**Listed records**:

====

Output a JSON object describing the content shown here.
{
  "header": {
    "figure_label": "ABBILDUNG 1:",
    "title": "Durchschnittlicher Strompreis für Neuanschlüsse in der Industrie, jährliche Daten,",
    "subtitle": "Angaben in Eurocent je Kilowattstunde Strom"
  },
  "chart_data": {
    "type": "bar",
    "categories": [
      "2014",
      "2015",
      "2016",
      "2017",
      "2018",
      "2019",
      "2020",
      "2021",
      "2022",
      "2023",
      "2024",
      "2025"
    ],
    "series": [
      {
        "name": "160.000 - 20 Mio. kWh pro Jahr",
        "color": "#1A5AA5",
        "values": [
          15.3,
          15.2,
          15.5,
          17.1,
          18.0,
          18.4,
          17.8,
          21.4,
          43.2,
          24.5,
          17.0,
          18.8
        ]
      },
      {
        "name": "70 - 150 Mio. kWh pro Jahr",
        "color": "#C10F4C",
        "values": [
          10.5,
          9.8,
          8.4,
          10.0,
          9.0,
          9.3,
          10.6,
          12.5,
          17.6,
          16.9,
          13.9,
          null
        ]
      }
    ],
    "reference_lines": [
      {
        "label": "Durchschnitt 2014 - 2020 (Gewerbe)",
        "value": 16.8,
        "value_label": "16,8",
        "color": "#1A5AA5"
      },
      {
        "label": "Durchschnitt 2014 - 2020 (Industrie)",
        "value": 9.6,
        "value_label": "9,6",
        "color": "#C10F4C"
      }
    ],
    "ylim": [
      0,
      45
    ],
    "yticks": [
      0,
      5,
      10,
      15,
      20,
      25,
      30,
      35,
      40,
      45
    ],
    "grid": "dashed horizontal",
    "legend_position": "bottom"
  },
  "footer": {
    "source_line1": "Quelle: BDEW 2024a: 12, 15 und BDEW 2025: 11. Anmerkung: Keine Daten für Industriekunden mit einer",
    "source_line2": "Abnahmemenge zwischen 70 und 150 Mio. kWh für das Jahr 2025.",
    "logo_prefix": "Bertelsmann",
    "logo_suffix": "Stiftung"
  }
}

====

**Problem to solve**: Copy out each line of the records that holds the string "color".

**Final result**:
        "color": "#1A5AA5",
        "color": "#C10F4C",
        "color": "#1A5AA5"
        "color": "#C10F4C"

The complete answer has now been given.